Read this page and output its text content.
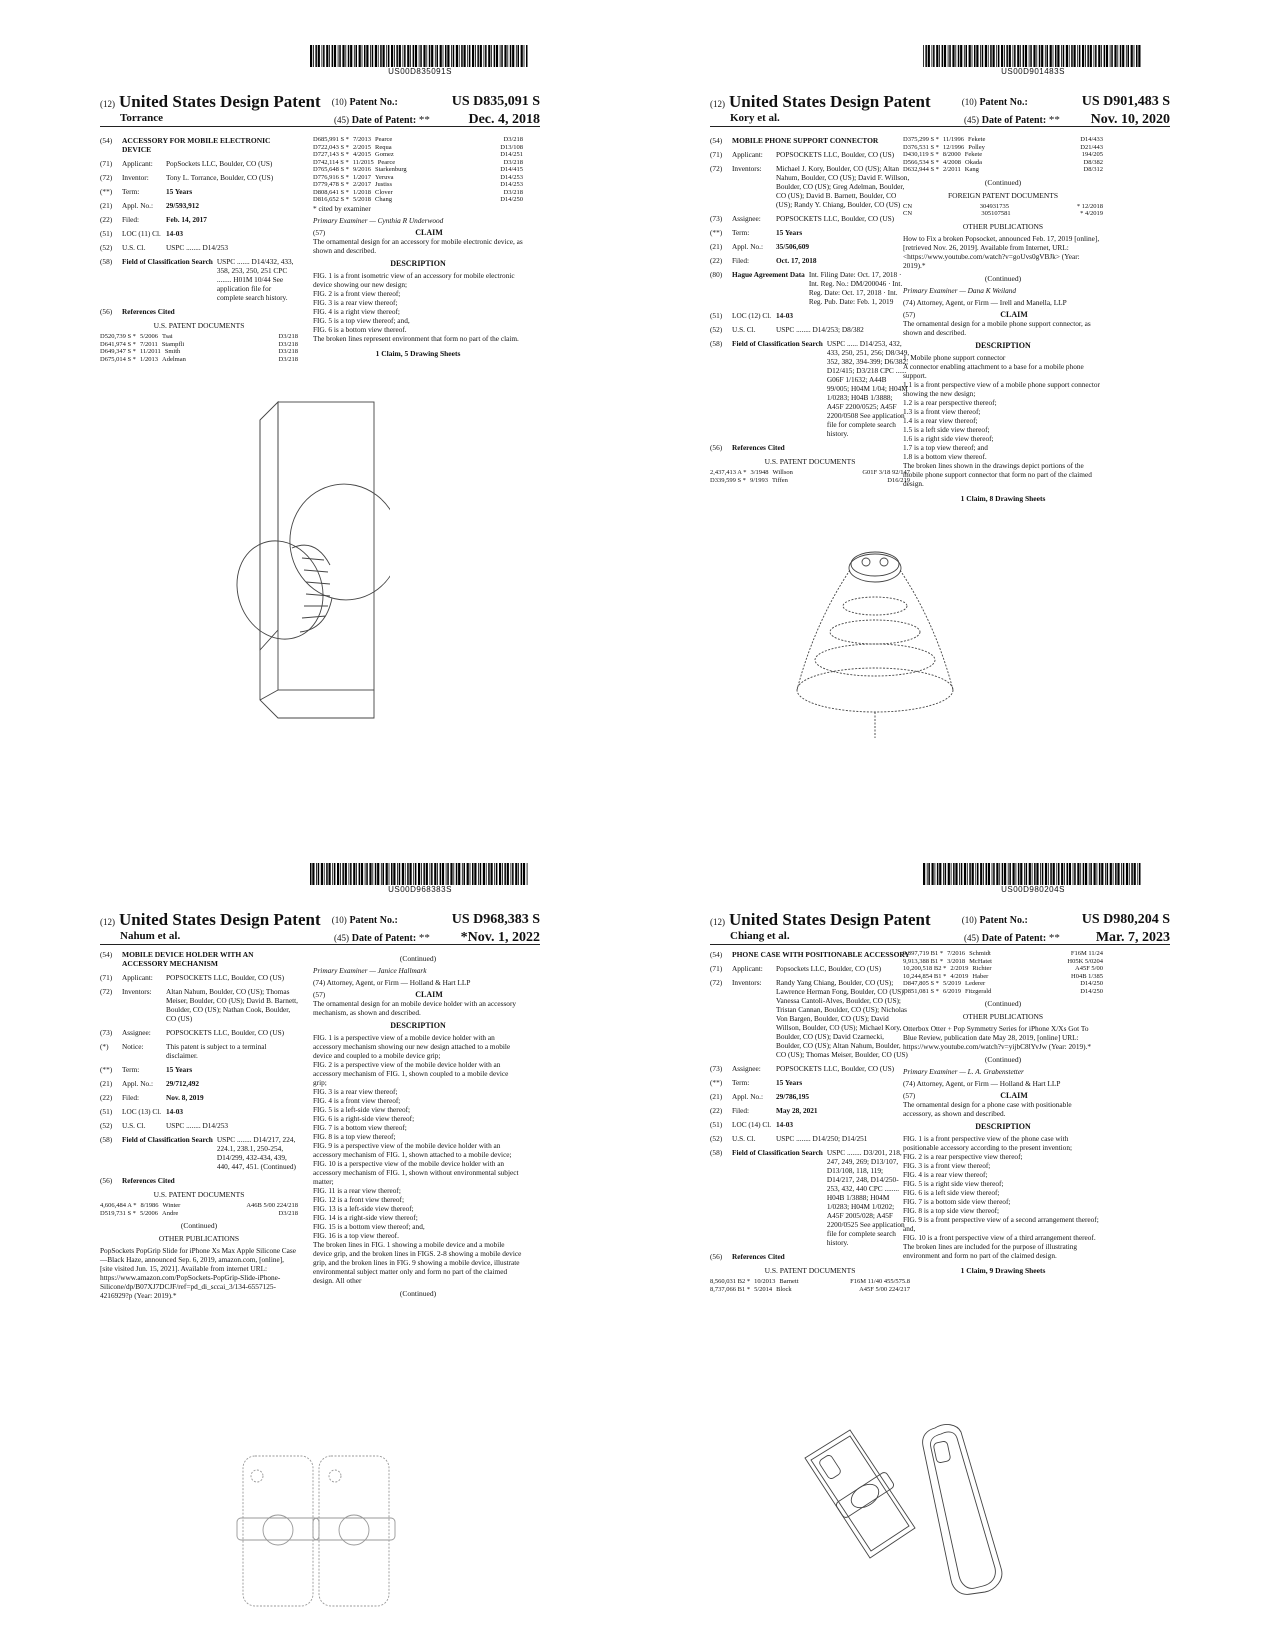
US00D835091S
(12) United States Design Patent
Torrance
(10) Patent No.:	US D835,091 S
(45) Date of Patent: **	Dec. 4, 2018
(54)	ACCESSORY FOR MOBILE ELECTRONIC DEVICE
(71)	Applicant:	PopSockets LLC, Boulder, CO (US)
(72)	Inventor:	Tony L. Torrance, Boulder, CO (US)
(**)	Term:	15 Years
(21)	Appl. No.:	29/593,912
(22)	Filed:	Feb. 14, 2017
(51)	LOC (11) Cl. 14-03
(52)	U.S. Cl.	USPC ........ D14/253
(58)	Field of Classification Search USPC ....... D14/432, 433, 358, 253, 250, 251 CPC ........ H01M 10/44 See application file for complete search history.
(56)	References Cited
U.S. PATENT DOCUMENTS
D520,739 S * 5/2006 Tsai	D3/218
D641,974 S * 7/2011 Stampfli	D3/218
D649,347 S * 11/2011 Smith	D3/218
D675,014 S * 1/2013 Adelman	D3/218
D685,991 S * 7/2013 Pearce	D3/218
D722,043 S * 2/2015 Requa	D13/108
D727,143 S * 4/2015 Gomez	D14/251
D742,114 S * 11/2015 Pearce	D3/218
D765,648 S * 9/2016 Starkenburg	D14/415
D776,916 S * 1/2017 Yeruva	D14/253
D779,478 S * 2/2017 Justiss	D14/253
D808,641 S * 1/2018 Clover	D3/218
D816,652 S * 5/2018 Chang	D14/250
* cited by examiner
Primary Examiner — Cynthia R Underwood
(57)	CLAIM
The ornamental design for an accessory for mobile electronic device, as shown and described.
DESCRIPTION
FIG. 1 is a front isometric view of an accessory for mobile electronic device showing our new design;
FIG. 2 is a front view thereof;
FIG. 3 is a rear view thereof;
FIG. 4 is a right view thereof;
FIG. 5 is a top view thereof; and,
FIG. 6 is a bottom view thereof.
The broken lines represent environment that form no part of the claim.
1 Claim, 5 Drawing Sheets
US00D901483S
(12) United States Design Patent
Kory et al.
(10) Patent No.:	US D901,483 S
(45) Date of Patent: ** Nov. 10, 2020
(54)	MOBILE PHONE SUPPORT CONNECTOR
(71)	Applicant:	POPSOCKETS LLC, Boulder, CO (US)
(72)	Inventors:	Michael J. Kory, Boulder, CO (US); Altan Nahum, Boulder, CO (US); David F. Willson, Boulder, CO (US); Greg Adelman, Boulder, CO (US); David B. Barnett, Boulder, CO (US); Randy Y. Chiang, Boulder, CO (US)
(73)	Assignee:	POPSOCKETS LLC, Boulder, CO (US)
(**)	Term:	15 Years
(21)	Appl. No.:	35/506,609
(22)	Filed:	Oct. 17, 2018
(80)	Hague Agreement Data Int. Filing Date: Oct. 17, 2018 · Int. Reg. No.: DM/200046 · Int. Reg. Date: Oct. 17, 2018 · Int. Reg. Pub. Date: Feb. 1, 2019
(51)	LOC (12) Cl. 14-03
(52)	U.S. Cl.	USPC ........ D14/253; D8/382
(58)	Field of Classification Search USPC ...... D14/253, 432, 433, 250, 251, 256; D8/349, 352, 382, 394-399; D6/382; D12/415; D3/218 CPC ...... G06F 1/1632; A44B 99/005; H04M 1/04; H04M 1/0283; H04B 1/3888; A45F 2200/0525; A45F 2200/0508 See application file for complete search history.
(56)	References Cited
U.S. PATENT DOCUMENTS
2,437,413 A * 3/1948 Willson	G01F 3/18 92/147
D339,599 S * 9/1993 Tiffen	D16/219
D375,299 S * 11/1996 Fekete	D14/433
D376,531 S * 12/1996 Polley	D21/443
D430,119 S * 8/2000 Fekete	194/205
D566,534 S * 4/2008 Okada	D8/382
D632,944 S * 2/2011 Kang	D8/312
(Continued)
FOREIGN PATENT DOCUMENTS
CN	304931735	* 12/2018
CN	305107581	* 4/2019
OTHER PUBLICATIONS
How to Fix a broken Popsocket, announced Feb. 17, 2019 [online], [retrieved Nov. 26, 2019]. Available from Internet, URL: <https://www.youtube.com/watch?v=goUvs0gVBJk> (Year: 2019).*
(Continued)
Primary Examiner — Dana K Weiland
(74) Attorney, Agent, or Firm — Irell and Manella, LLP
(57)	CLAIM
The ornamental design for a mobile phone support connector, as shown and described.
DESCRIPTION
1. Mobile phone support connector
A connector enabling attachment to a base for a mobile phone support.
1.1 is a front perspective view of a mobile phone support connector showing the new design;
1.2 is a rear perspective thereof;
1.3 is a front view thereof;
1.4 is a rear view thereof;
1.5 is a left side view thereof;
1.6 is a right side view thereof;
1.7 is a top view thereof; and
1.8 is a bottom view thereof.
The broken lines shown in the drawings depict portions of the mobile phone support connector that form no part of the claimed design.
1 Claim, 8 Drawing Sheets
US00D968383S
(12) United States Design Patent
Nahum et al.
(10) Patent No.:	US D968,383 S
(45) Date of Patent: ** *Nov. 1, 2022
(54)	MOBILE DEVICE HOLDER WITH AN ACCESSORY MECHANISM
(71)	Applicant:	POPSOCKETS LLC, Boulder, CO (US)
(72)	Inventors:	Altan Nahum, Boulder, CO (US); Thomas Meiser, Boulder, CO (US); David B. Barnett, Boulder, CO (US); Nathan Cook, Boulder, CO (US)
(73)	Assignee:	POPSOCKETS LLC, Boulder, CO (US)
(*)	Notice:	This patent is subject to a terminal disclaimer.
(**)	Term:	15 Years
(21)	Appl. No.:	29/712,492
(22)	Filed:	Nov. 8, 2019
(51)	LOC (13) Cl. 14-03
(52)	U.S. Cl.	USPC ........ D14/253
(58)	Field of Classification Search USPC ........ D14/217, 224, 224.1, 238.1, 250-254, D14/299, 432-434, 439, 440, 447, 451. (Continued)
(56)	References Cited
U.S. PATENT DOCUMENTS
4,606,484 A * 8/1986 Winter	A46B 5/00 224/218
D519,731 S * 5/2006 Andre	D3/218
(Continued)
OTHER PUBLICATIONS
PopSockets PopGrip Slide for iPhone Xs Max Apple Silicone Case—Black Haze, announced Sep. 6, 2019, amazon.com, [online], [site visited Jun. 15, 2021]. Available from internet URL: https://www.amazon.com/PopSockets-PopGrip-Slide-iPhone-Silicone/dp/B07XJ7DCJF/ref=pd_di_sccai_3/134-6557125-4216929?p (Year: 2019).*
(Continued)
Primary Examiner — Janice Hallmark
(74) Attorney, Agent, or Firm — Holland & Hart LLP
(57)	CLAIM
The ornamental design for an mobile device holder with an accessory mechanism, as shown and described.
DESCRIPTION
FIG. 1 is a perspective view of a mobile device holder with an accessory mechanism showing our new design attached to a mobile device and coupled to a mobile device grip;
FIG. 2 is a perspective view of the mobile device holder with an accessory mechanism of FIG. 1, shown coupled to a mobile device grip;
FIG. 3 is a rear view thereof;
FIG. 4 is a front view thereof;
FIG. 5 is a left-side view thereof;
FIG. 6 is a right-side view thereof;
FIG. 7 is a bottom view thereof;
FIG. 8 is a top view thereof;
FIG. 9 is a perspective view of the mobile device holder with an accessory mechanism of FIG. 1, shown attached to a mobile device;
FIG. 10 is a perspective view of the mobile device holder with an accessory mechanism of FIG. 1, shown without environmental subject matter;
FIG. 11 is a rear view thereof;
FIG. 12 is a front view thereof;
FIG. 13 is a left-side view thereof;
FIG. 14 is a right-side view thereof;
FIG. 15 is a bottom view thereof; and,
FIG. 16 is a top view thereof.
The broken lines in FIG. 1 showing a mobile device and a mobile device grip, and the broken lines in FIGS. 2-8 showing a mobile device grip, and the broken lines in FIG. 9 showing a mobile device, illustrate environmental subject matter only and form no part of the claimed design. All other
(Continued)
US00D980204S
(12) United States Design Patent
Chiang et al.
(10) Patent No.:	US D980,204 S
(45) Date of Patent: **	Mar. 7, 2023
(54)	PHONE CASE WITH POSITIONABLE ACCESSORY
(71)	Applicant:	Popsockets LLC, Boulder, CO (US)
(72)	Inventors:	Randy Yang Chiang, Boulder, CO (US); Lawrence Herman Fong, Boulder, CO (US); Vanessa Cantoli-Alves, Boulder, CO (US); Tristan Cannan, Boulder, CO (US); Nicholas Von Bargen, Boulder, CO (US); David Willson, Boulder, CO (US); Michael Kory, Boulder, CO (US); David Czarnecki, Boulder, CO (US); Altan Nahum, Boulder, CO (US); Thomas Meiser, Boulder, CO (US)
(73)	Assignee:	POPSOCKETS LLC, Boulder, CO (US)
(**)	Term:	15 Years
(21)	Appl. No.:	29/786,195
(22)	Filed:	May 28, 2021
(51)	LOC (14) Cl. 14-03
(52)	U.S. Cl.	USPC ........ D14/250; D14/251
(58)	Field of Classification Search USPC ........ D3/201, 218, 247, 249, 269; D13/107, D13/108, 118, 119; D14/217, 248, D14/250-253, 432, 440 CPC ........ H04B 1/3888; H04M 1/0283; H04M 1/0202; A45F 2005/028; A45F 2200/0525 See application file for complete search history.
(56)	References Cited
U.S. PATENT DOCUMENTS
8,560,031 B2 * 10/2013 Barnett	F16M 11/40 455/575.8
8,737,066 B1 * 5/2014 Block	A45F 5/00 224/217
9,397,719 B1 * 7/2016 Schmidt	F16M 11/24
9,913,388 B1 * 3/2018 McHatet	H05K 5/0204
10,200,518 B2 * 2/2019 Richter	A45F 5/00
10,244,854 B1 * 4/2019 Haber	H04B 1/385
D847,805 S * 5/2019 Lederer	D14/250
D851,081 S * 6/2019 Fitzgerald	D14/250
(Continued)
OTHER PUBLICATIONS
Otterbox Otter + Pop Symmetry Series for iPhone X/Xs Got To Blue Review, publication date May 28, 2019, [online] URL: https://www.youtube.com/watch?v=yijbC8lYvJw (Year: 2019).*
(Continued)
Primary Examiner — L. A. Grabenstetter
(74) Attorney, Agent, or Firm — Holland & Hart LLP
(57)	CLAIM
The ornamental design for a phone case with positionable accessory, as shown and described.
DESCRIPTION
FIG. 1 is a front perspective view of the phone case with positionable accessory according to the present invention;
FIG. 2 is a rear perspective view thereof;
FIG. 3 is a front view thereof;
FIG. 4 is a rear view thereof;
FIG. 5 is a right side view thereof;
FIG. 6 is a left side view thereof;
FIG. 7 is a bottom side view thereof;
FIG. 8 is a top side view thereof;
FIG. 9 is a front perspective view of a second arrangement thereof; and,
FIG. 10 is a front perspective view of a third arrangement thereof.
The broken lines are included for the purpose of illustrating environment and form no part of the claimed design.
1 Claim, 9 Drawing Sheets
+ + +
◆ **Given instruction**:
Search the lines for the string "Nahum" and copy every line that has it.

◆ **Final result**:
(72)	Inventors:	Michael J. Kory, Boulder, CO (US); Altan Nahum, Boulder, CO (US); David F. Willson, Boulder, CO (US); Greg Adelman, Boulder, CO (US); David B. Barnett, Boulder, CO (US); Randy Y. Chiang, Boulder, CO (US)
Nahum et al.
(72)	Inventors:	Altan Nahum, Boulder, CO (US); Thomas Meiser, Boulder, CO (US); David B. Barnett, Boulder, CO (US); Nathan Cook, Boulder, CO (US)
(72)	Inventors:	Randy Yang Chiang, Boulder, CO (US); Lawrence Herman Fong, Boulder, CO (US); Vanessa Cantoli-Alves, Boulder, CO (US); Tristan Cannan, Boulder, CO (US); Nicholas Von Bargen, Boulder, CO (US); David Willson, Boulder, CO (US); Michael Kory, Boulder, CO (US); David Czarnecki, Boulder, CO (US); Altan Nahum, Boulder, CO (US); Thomas Meiser, Boulder, CO (US)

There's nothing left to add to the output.